| RECORDED INFORMATION |
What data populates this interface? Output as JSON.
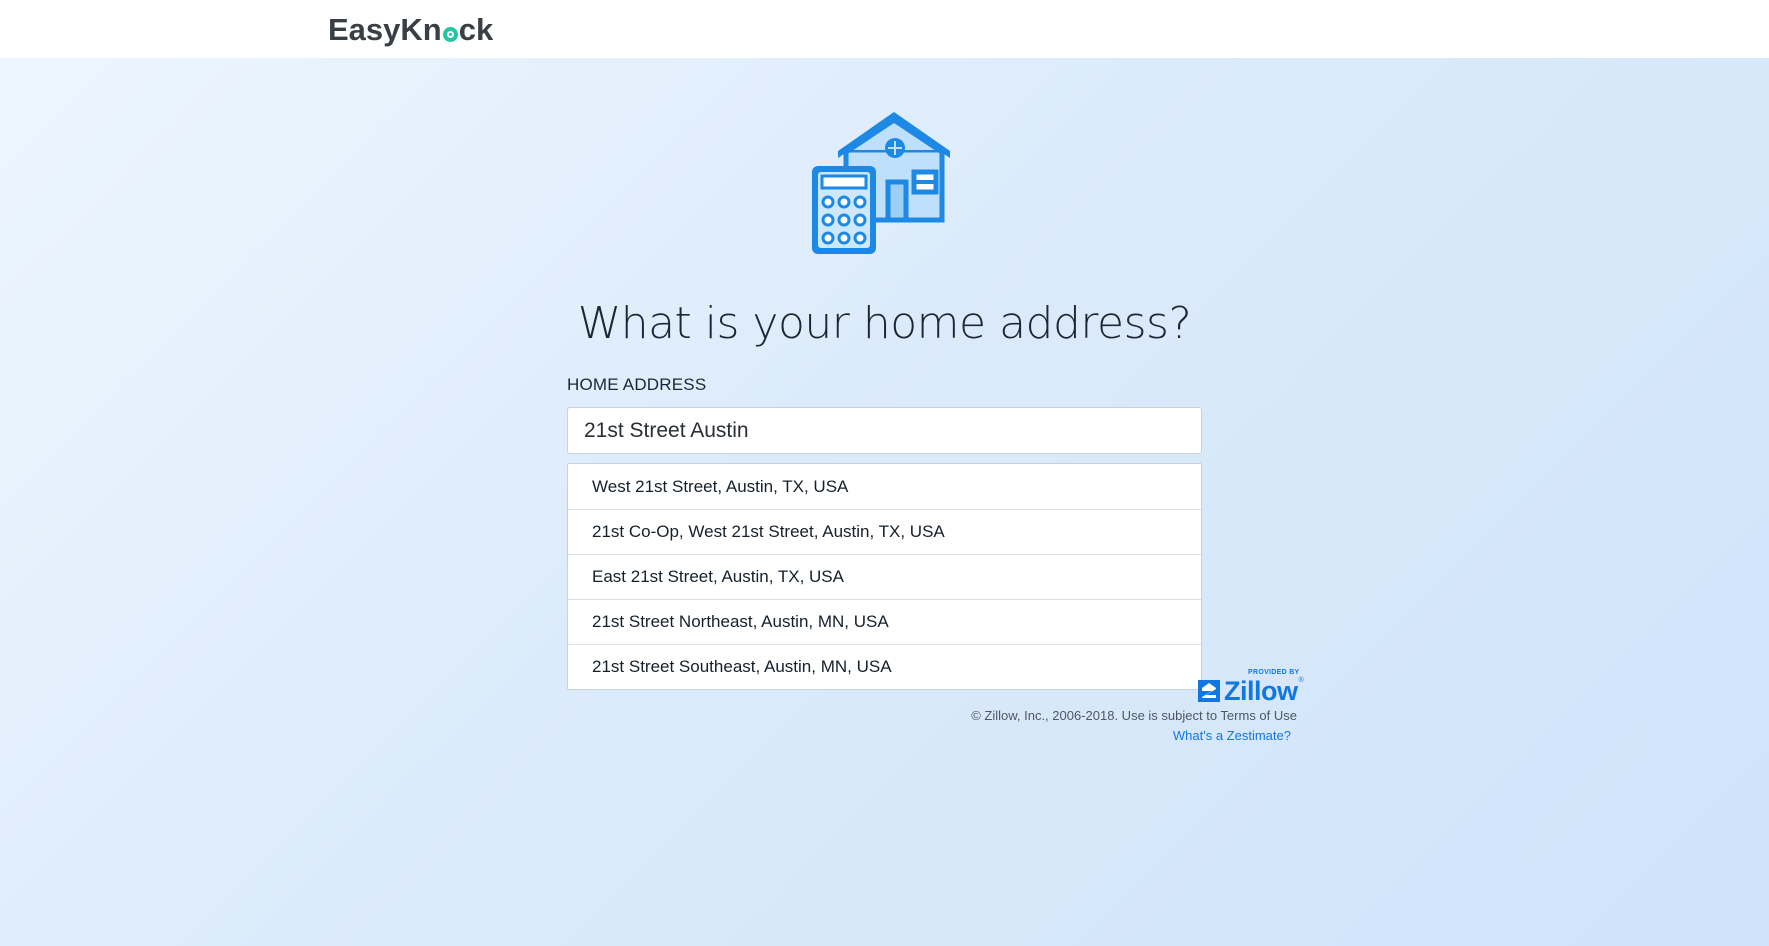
{
  "header": {
    "brand_part1": "EasyKn",
    "brand_part2": "ck"
  },
  "main": {
    "headline": "What is your home address?",
    "field_label": "HOME ADDRESS",
    "address_value": "21st Street Austin",
    "suggestions": [
      "West 21st Street, Austin, TX, USA",
      "21st Co-Op, West 21st Street, Austin, TX, USA",
      "East 21st Street, Austin, TX, USA",
      "21st Street Northeast, Austin, MN, USA",
      "21st Street Southeast, Austin, MN, USA"
    ]
  },
  "zillow": {
    "provided_by": "PROVIDED BY",
    "brand": "Zillow",
    "registered": "®",
    "copyright": "© Zillow, Inc., 2006-2018. Use is subject to Terms of Use",
    "zestimate_link": "What's a Zestimate?"
  },
  "colors": {
    "accent": "#1277e1",
    "brand_dot": "#1fc8a3",
    "icon_fill": "#1e88e5",
    "icon_light": "#bfe0fb"
  },
  "icons": {
    "hero": "house-calculator-icon",
    "zillow": "zillow-z-icon"
  }
}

| WHAT IS BEING ASKED |
Examine the records and report how many lines contain the string "Street". Only the number should be given.

| TASK RESULT |
6